## Exercise goal
Transcribe all of the records precisely as they are presented.

== Source material ==

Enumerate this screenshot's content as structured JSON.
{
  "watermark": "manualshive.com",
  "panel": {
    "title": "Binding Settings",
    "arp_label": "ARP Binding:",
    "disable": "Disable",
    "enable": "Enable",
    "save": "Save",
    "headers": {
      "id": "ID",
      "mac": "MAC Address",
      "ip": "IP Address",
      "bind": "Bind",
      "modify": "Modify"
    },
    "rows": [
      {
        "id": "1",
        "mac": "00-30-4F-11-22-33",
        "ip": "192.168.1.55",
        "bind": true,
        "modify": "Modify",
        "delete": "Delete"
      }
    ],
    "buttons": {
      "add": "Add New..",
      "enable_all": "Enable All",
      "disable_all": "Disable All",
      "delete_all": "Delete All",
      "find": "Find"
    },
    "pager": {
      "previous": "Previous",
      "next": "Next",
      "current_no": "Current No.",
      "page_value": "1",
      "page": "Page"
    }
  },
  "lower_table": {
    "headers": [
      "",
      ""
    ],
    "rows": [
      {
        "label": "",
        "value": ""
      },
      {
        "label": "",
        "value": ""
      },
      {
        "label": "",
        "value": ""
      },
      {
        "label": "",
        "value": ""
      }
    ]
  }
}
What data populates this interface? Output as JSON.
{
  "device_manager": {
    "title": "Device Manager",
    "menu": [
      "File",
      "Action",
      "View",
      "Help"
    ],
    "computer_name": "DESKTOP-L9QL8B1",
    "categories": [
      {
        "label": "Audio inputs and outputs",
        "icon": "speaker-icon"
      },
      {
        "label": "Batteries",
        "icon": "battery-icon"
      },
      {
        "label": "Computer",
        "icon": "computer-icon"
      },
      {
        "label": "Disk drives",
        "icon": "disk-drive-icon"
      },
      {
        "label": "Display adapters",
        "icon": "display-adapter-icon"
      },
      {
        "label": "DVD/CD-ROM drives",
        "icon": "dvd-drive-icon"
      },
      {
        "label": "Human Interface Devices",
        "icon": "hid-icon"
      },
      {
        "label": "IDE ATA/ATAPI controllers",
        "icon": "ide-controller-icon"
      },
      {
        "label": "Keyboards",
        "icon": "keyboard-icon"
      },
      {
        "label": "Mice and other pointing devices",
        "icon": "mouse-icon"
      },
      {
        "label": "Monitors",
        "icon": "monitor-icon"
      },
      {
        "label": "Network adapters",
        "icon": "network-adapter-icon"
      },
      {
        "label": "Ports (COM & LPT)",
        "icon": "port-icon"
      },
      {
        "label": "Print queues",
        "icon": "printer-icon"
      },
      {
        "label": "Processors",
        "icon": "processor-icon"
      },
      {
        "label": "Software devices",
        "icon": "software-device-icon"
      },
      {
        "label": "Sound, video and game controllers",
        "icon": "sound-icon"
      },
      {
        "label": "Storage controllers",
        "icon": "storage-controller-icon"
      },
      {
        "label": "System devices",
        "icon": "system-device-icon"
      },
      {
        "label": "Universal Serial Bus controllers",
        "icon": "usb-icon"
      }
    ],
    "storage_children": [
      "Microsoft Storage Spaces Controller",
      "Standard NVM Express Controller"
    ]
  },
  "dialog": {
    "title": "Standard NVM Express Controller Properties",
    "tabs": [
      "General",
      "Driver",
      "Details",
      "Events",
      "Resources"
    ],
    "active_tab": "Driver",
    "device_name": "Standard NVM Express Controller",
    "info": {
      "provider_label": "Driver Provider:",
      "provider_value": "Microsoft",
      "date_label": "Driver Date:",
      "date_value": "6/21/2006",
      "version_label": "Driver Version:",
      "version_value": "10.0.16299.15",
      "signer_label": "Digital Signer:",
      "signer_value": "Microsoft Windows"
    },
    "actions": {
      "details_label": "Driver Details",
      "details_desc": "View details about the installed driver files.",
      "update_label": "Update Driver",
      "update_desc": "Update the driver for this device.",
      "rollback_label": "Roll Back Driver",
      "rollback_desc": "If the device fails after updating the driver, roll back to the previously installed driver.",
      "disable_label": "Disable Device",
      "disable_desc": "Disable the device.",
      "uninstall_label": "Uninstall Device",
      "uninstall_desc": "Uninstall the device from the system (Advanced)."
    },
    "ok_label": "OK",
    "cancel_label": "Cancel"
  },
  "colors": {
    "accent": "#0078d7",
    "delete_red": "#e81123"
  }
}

===

## Expected answer
Enumerate this screenshot's content as structured JSON.
{
  "watermark": "manualshive.com",
  "panel": {
    "title": "Binding Settings",
    "arp_label": "ARP Binding:",
    "disable": "Disable",
    "enable": "Enable",
    "save": "Save",
    "headers": {
      "id": "ID",
      "mac": "MAC Address",
      "ip": "IP Address",
      "bind": "Bind",
      "modify": "Modify"
    },
    "rows": [
      {
        "id": "1",
        "mac": "00-30-4F-11-22-33",
        "ip": "192.168.1.55",
        "bind": true,
        "modify": "Modify",
        "delete": "Delete"
      }
    ],
    "buttons": {
      "add": "Add New..",
      "enable_all": "Enable All",
      "disable_all": "Disable All",
      "delete_all": "Delete All",
      "find": "Find"
    },
    "pager": {
      "previous": "Previous",
      "next": "Next",
      "current_no": "Current No.",
      "page_value": "1",
      "page": "Page"
    }
  },
  "lower_table": {
    "headers": [
      "",
      ""
    ],
    "rows": [
      {
        "label": "",
        "value": ""
      },
      {
        "label": "",
        "value": ""
      },
      {
        "label": "",
        "value": ""
      },
      {
        "label": "",
        "value": ""
      }
    ]
  }
}
What data populates this interface? Output as JSON.
{
  "device_manager": {
    "title": "Device Manager",
    "menu": [
      "File",
      "Action",
      "View",
      "Help"
    ],
    "computer_name": "DESKTOP-L9QL8B1",
    "categories": [
      {
        "label": "Audio inputs and outputs",
        "icon": "speaker-icon"
      },
      {
        "label": "Batteries",
        "icon": "battery-icon"
      },
      {
        "label": "Computer",
        "icon": "computer-icon"
      },
      {
        "label": "Disk drives",
        "icon": "disk-drive-icon"
      },
      {
        "label": "Display adapters",
        "icon": "display-adapter-icon"
      },
      {
        "label": "DVD/CD-ROM drives",
        "icon": "dvd-drive-icon"
      },
      {
        "label": "Human Interface Devices",
        "icon": "hid-icon"
      },
      {
        "label": "IDE ATA/ATAPI controllers",
        "icon": "ide-controller-icon"
      },
      {
        "label": "Keyboards",
        "icon": "keyboard-icon"
      },
      {
        "label": "Mice and other pointing devices",
        "icon": "mouse-icon"
      },
      {
        "label": "Monitors",
        "icon": "monitor-icon"
      },
      {
        "label": "Network adapters",
        "icon": "network-adapter-icon"
      },
      {
        "label": "Ports (COM & LPT)",
        "icon": "port-icon"
      },
      {
        "label": "Print queues",
        "icon": "printer-icon"
      },
      {
        "label": "Processors",
        "icon": "processor-icon"
      },
      {
        "label": "Software devices",
        "icon": "software-device-icon"
      },
      {
        "label": "Sound, video and game controllers",
        "icon": "sound-icon"
      },
      {
        "label": "Storage controllers",
        "icon": "storage-controller-icon"
      },
      {
        "label": "System devices",
        "icon": "system-device-icon"
      },
      {
        "label": "Universal Serial Bus controllers",
        "icon": "usb-icon"
      }
    ],
    "storage_children": [
      "Microsoft Storage Spaces Controller",
      "Standard NVM Express Controller"
    ]
  },
  "dialog": {
    "title": "Standard NVM Express Controller Properties",
    "tabs": [
      "General",
      "Driver",
      "Details",
      "Events",
      "Resources"
    ],
    "active_tab": "Driver",
    "device_name": "Standard NVM Express Controller",
    "info": {
      "provider_label": "Driver Provider:",
      "provider_value": "Microsoft",
      "date_label": "Driver Date:",
      "date_value": "6/21/2006",
      "version_label": "Driver Version:",
      "version_value": "10.0.16299.15",
      "signer_label": "Digital Signer:",
      "signer_value": "Microsoft Windows"
    },
    "actions": {
      "details_label": "Driver Details",
      "details_desc": "View details about the installed driver files.",
      "update_label": "Update Driver",
      "update_desc": "Update the driver for this device.",
      "rollback_label": "Roll Back Driver",
      "rollback_desc": "If the device fails after updating the driver, roll back to the previously installed driver.",
      "disable_label": "Disable Device",
      "disable_desc": "Disable the device.",
      "uninstall_label": "Uninstall Device",
      "uninstall_desc": "Uninstall the device from the system (Advanced)."
    },
    "ok_label": "OK",
    "cancel_label": "Cancel"
  },
  "colors": {
    "accent": "#0078d7",
    "delete_red": "#e81123"
  }
}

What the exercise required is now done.